**Testo selezionato:**
· · · · ·
Sorelle uccise in casa a Ramacca, fermato un 30enne: movente rapina

RAMACCA – Due anziane sorelle di 70 e 79 anni, Lucia e Filippa Mogavero, sono state uccise nella loro abitazione di Ramacca, nel Catanese. Secondo una prima ricostruzione sono state picchiate e accoltellate durante un tentativo di rapina.

La casa è stata trovata a soqquadro. Un disordine che potrebbe anche essere stato simulato per sviare le indagini. Le due donne, nubili e casalinghe, vivevano in un’abitazione vicino alla villa comunale insieme con una terza sorella, un’insegnante che al momento del duplice delitto era a scuola. E’ stata lei, tornando a casa, a scoprire la strage.

“E’ l’ennesimo massacro che si registra nel Calatino, sono già sette gli omicidi registrati. Alcuni dei quali molto efferati. Lavoriamo in condizioni molto difficili”, dice il procuratore di Caltagirone, Giuseppe Verzera.

“La scena del delitto – aggiunge – è raccapricciante. Donne picchiate e colpite con arma da taglio. Bisogna fermare questo massacro. Noi e le forze dell’ordine siamo impegnati al massimo con i problemi di organico e anche legati al territorio e alla criminalità presente”.
· · · · ·
**Consegna 1:** Secondo l'articolo sul delitto di Ramacca, dove si trovava la terza sorella al momento del duplice omicidio?
**Consegna 2:** Trascriva fedelmente dall'articolo sul delitto di Ramacca il passo che va da "Sorelle uccise in" fino a "Caltagirone, Giuseppe Verzera.".
**Consegna 3:** Elenchi tutti i nomi geografici propri (città, località o zone) citati nell'articolo sul delitto di Ramacca.
· · · · ·
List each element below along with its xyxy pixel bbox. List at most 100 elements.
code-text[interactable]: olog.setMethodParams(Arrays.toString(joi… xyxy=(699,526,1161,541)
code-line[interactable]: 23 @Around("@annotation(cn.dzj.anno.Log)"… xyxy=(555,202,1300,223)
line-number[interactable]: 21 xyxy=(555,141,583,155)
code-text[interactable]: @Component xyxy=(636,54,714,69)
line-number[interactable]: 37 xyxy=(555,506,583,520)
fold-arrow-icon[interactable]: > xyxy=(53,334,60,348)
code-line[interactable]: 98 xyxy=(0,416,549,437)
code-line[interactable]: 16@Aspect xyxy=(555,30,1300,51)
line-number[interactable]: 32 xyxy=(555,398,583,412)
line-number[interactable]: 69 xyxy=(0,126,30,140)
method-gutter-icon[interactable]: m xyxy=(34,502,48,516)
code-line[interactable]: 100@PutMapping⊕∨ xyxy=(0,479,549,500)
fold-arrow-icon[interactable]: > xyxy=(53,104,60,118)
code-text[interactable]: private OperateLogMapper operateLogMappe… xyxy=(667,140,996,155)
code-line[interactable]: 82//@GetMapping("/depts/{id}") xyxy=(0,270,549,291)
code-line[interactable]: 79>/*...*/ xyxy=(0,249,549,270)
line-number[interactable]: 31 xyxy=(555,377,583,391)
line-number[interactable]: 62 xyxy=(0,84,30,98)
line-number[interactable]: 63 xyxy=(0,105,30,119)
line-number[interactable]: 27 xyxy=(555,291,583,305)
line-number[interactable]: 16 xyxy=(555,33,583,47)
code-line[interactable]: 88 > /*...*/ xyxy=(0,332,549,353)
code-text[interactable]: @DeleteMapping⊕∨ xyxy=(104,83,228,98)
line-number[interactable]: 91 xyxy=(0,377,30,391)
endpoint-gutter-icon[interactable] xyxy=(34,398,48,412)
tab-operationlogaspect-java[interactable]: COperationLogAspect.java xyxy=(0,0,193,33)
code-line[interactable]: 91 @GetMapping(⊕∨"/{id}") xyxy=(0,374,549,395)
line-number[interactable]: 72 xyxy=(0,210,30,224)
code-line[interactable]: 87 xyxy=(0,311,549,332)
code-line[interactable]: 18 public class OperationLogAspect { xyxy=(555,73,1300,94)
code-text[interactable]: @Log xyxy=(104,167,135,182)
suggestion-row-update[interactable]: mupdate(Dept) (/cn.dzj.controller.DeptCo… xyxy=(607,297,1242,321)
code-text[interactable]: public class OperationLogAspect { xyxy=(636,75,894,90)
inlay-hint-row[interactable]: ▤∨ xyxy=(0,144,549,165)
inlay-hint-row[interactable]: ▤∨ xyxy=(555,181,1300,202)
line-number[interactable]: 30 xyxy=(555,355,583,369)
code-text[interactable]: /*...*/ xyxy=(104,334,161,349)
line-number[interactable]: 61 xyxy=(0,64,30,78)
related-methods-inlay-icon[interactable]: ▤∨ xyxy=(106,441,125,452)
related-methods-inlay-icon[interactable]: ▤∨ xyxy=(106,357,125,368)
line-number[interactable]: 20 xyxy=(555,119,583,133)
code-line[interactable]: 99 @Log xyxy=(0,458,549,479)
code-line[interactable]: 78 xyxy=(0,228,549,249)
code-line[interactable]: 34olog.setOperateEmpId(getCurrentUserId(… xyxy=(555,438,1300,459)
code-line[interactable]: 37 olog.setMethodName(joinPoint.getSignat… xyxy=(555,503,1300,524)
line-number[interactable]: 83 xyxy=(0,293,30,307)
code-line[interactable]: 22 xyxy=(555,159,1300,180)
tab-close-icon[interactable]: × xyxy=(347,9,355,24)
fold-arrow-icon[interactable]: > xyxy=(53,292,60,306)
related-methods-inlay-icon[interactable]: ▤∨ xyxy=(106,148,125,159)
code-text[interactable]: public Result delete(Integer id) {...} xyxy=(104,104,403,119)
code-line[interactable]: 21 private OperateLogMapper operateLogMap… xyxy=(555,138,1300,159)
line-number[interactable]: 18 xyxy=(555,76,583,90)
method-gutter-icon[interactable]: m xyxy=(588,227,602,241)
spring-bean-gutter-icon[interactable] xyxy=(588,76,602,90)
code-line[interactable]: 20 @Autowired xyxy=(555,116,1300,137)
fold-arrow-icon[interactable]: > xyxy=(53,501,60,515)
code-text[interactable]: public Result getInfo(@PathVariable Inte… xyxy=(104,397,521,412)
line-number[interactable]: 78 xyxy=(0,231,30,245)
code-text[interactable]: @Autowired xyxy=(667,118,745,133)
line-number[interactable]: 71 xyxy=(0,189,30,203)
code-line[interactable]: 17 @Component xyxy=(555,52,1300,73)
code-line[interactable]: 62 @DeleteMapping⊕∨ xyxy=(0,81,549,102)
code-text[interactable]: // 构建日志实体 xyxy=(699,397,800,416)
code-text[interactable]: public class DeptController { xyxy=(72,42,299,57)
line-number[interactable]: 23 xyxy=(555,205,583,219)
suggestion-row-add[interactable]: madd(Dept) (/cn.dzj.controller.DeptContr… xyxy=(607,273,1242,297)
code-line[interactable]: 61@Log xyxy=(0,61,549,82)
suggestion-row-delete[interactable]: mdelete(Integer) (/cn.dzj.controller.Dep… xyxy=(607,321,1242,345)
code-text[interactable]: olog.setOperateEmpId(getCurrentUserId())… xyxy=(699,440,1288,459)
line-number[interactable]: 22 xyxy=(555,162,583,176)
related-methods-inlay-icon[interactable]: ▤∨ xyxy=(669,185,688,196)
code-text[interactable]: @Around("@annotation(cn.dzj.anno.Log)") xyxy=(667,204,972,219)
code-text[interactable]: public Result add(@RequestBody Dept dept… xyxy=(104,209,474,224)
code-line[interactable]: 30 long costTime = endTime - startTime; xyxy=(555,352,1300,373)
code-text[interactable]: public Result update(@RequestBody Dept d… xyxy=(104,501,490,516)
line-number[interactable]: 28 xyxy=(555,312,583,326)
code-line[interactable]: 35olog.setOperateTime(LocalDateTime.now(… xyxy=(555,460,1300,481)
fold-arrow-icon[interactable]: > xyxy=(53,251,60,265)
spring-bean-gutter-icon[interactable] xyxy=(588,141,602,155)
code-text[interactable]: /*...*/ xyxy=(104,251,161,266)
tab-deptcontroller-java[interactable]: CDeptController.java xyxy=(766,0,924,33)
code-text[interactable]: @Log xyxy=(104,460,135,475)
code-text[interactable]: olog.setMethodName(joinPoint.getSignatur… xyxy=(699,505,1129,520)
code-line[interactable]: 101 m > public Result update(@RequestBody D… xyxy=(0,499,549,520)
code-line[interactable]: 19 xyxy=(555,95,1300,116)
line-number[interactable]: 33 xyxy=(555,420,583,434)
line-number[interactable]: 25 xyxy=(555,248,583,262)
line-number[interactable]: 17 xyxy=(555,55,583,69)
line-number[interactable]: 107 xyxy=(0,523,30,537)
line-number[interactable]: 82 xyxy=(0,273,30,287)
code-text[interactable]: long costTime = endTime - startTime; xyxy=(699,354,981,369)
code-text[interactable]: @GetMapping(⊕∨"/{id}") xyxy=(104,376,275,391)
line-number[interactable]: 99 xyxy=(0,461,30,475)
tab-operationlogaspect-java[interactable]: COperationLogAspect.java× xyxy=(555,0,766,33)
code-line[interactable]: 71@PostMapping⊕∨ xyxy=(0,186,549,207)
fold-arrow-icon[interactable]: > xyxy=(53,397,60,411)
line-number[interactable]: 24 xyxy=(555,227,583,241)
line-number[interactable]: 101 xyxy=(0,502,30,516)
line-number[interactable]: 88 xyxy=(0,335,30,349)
· · · · ·
**Esito dell'esercizio 1:** Era a scuola.

**Esito dell'esercizio 2:**
Sorelle uccise in casa a Ramacca, fermato un 30enne: movente rapina

RAMACCA – Due anziane sorelle di 70 e 79 anni, Lucia e Filippa Mogavero, sono state uccise nella loro abitazione di Ramacca, nel Catanese. Secondo una prima ricostruzione sono state picchiate e accoltellate durante un tentativo di rapina.

La casa è stata trovata a soqquadro. Un disordine che potrebbe anche essere stato simulato per sviare le indagini. Le due donne, nubili e casalinghe, vivevano in un’abitazione vicino alla villa comunale insieme con una terza sorella, un’insegnante che al momento del duplice delitto era a scuola. E’ stata lei, tornando a casa, a scoprire la strage.

“E’ l’ennesimo massacro che si registra nel Calatino, sono già sette gli omicidi registrati. Alcuni dei quali molto efferati. Lavoriamo in condizioni molto difficili”, dice il procuratore di Caltagirone, Giuseppe Verzera.

**Esito dell'esercizio 3:** Ramacca, Catanese, Calatino, Caltagirone